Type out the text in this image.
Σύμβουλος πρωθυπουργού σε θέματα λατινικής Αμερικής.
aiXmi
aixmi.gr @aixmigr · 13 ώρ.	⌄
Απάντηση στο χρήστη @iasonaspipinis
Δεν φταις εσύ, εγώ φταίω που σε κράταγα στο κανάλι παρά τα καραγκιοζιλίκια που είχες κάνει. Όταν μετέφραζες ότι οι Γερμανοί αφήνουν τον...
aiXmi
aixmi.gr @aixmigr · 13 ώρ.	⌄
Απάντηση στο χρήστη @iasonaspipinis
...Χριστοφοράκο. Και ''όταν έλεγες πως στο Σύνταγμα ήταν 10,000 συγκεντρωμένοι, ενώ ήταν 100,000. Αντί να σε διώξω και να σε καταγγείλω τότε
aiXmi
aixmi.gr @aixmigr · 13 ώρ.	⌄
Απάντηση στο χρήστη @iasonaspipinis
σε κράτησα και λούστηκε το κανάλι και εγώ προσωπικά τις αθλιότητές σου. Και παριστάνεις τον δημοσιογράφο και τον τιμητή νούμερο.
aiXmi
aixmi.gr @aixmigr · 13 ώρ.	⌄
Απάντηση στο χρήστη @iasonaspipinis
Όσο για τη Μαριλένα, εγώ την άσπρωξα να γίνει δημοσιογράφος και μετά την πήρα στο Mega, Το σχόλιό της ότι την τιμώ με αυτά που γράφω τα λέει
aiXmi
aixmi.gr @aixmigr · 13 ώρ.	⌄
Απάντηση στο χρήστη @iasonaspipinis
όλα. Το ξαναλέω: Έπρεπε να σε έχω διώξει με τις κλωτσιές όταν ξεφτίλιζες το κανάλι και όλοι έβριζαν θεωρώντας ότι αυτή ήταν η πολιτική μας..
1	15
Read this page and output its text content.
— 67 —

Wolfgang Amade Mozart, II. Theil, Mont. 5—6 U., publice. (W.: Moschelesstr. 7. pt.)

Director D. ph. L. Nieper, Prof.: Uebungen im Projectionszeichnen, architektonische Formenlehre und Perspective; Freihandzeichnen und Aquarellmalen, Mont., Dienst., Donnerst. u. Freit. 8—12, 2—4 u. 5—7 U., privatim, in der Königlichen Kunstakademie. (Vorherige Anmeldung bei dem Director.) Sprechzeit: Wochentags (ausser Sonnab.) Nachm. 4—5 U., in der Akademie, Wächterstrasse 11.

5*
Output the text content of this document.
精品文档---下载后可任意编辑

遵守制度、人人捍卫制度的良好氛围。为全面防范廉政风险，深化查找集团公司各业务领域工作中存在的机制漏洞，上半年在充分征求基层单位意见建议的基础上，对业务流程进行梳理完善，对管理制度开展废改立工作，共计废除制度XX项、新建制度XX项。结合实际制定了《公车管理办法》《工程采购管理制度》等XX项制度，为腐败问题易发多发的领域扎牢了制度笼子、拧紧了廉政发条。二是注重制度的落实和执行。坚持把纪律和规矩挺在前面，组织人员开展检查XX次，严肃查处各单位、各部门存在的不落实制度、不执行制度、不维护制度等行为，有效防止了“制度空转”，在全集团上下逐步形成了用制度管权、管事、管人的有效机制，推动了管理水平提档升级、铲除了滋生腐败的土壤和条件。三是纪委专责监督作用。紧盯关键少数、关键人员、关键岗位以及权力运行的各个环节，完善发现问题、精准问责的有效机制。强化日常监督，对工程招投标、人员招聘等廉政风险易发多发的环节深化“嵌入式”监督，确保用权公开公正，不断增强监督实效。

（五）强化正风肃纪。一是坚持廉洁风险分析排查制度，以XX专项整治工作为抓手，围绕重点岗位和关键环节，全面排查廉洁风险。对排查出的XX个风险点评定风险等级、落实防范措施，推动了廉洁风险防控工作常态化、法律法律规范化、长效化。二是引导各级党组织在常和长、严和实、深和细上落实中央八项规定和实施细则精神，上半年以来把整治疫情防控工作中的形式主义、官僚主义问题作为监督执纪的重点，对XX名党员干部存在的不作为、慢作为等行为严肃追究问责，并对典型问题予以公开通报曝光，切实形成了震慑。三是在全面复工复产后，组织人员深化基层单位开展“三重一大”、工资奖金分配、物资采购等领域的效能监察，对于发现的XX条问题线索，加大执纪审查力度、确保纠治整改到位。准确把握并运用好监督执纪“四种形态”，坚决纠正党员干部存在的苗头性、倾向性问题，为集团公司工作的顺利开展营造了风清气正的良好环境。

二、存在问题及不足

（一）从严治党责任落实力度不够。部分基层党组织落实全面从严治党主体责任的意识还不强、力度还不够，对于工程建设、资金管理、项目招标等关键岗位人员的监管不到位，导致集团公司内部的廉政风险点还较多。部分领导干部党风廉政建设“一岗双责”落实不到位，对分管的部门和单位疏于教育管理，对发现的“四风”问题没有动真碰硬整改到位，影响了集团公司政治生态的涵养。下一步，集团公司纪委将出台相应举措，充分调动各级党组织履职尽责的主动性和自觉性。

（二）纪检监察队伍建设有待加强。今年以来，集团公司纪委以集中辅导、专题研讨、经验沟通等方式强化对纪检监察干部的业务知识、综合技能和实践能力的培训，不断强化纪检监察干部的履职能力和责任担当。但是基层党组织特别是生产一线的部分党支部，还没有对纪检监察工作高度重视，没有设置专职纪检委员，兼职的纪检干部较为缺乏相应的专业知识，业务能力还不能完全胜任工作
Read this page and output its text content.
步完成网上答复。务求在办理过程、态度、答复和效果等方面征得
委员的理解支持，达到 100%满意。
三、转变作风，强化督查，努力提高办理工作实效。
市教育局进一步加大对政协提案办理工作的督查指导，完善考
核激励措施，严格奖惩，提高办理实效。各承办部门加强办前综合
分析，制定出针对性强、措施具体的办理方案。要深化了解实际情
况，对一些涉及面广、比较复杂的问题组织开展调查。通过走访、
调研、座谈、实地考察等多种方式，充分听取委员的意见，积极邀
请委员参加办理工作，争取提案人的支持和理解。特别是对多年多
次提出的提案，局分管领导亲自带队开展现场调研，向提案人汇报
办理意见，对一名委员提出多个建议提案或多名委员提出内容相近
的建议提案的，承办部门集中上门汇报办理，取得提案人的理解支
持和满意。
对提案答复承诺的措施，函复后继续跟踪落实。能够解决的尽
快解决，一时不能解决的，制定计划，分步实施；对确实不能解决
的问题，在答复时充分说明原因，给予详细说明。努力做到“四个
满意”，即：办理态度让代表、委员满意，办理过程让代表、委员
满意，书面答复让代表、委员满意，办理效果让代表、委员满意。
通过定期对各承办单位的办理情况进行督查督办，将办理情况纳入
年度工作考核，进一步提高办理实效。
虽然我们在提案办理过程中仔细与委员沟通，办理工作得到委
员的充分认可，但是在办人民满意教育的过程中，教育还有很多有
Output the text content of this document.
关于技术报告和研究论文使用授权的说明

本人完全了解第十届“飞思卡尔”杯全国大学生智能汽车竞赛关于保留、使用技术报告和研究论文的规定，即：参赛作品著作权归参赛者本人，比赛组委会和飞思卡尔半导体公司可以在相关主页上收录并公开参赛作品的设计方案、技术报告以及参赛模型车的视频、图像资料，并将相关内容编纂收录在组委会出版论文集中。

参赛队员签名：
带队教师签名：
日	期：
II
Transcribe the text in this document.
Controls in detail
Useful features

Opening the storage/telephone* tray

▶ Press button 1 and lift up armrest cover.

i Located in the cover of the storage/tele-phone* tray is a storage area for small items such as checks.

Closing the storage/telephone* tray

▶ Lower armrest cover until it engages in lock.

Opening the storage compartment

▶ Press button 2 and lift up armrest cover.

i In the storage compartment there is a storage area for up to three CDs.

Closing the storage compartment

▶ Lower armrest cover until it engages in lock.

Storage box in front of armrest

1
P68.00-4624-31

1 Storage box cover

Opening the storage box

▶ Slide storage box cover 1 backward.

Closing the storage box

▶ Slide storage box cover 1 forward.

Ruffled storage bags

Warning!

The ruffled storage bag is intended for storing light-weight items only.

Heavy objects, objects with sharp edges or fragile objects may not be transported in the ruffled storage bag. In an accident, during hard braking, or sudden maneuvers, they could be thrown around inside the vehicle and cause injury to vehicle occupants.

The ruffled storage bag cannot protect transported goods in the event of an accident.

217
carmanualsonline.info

WORK TO COMPLETE: Look through the material above. Copy each line where the word "委员满意" appears.

EXERCISE OUTPUT:
满意”，即：办理态度让代表、委员满意，办理过程让代表、委员
满意，书面答复让代表、委员满意，办理效果让代表、委员满意。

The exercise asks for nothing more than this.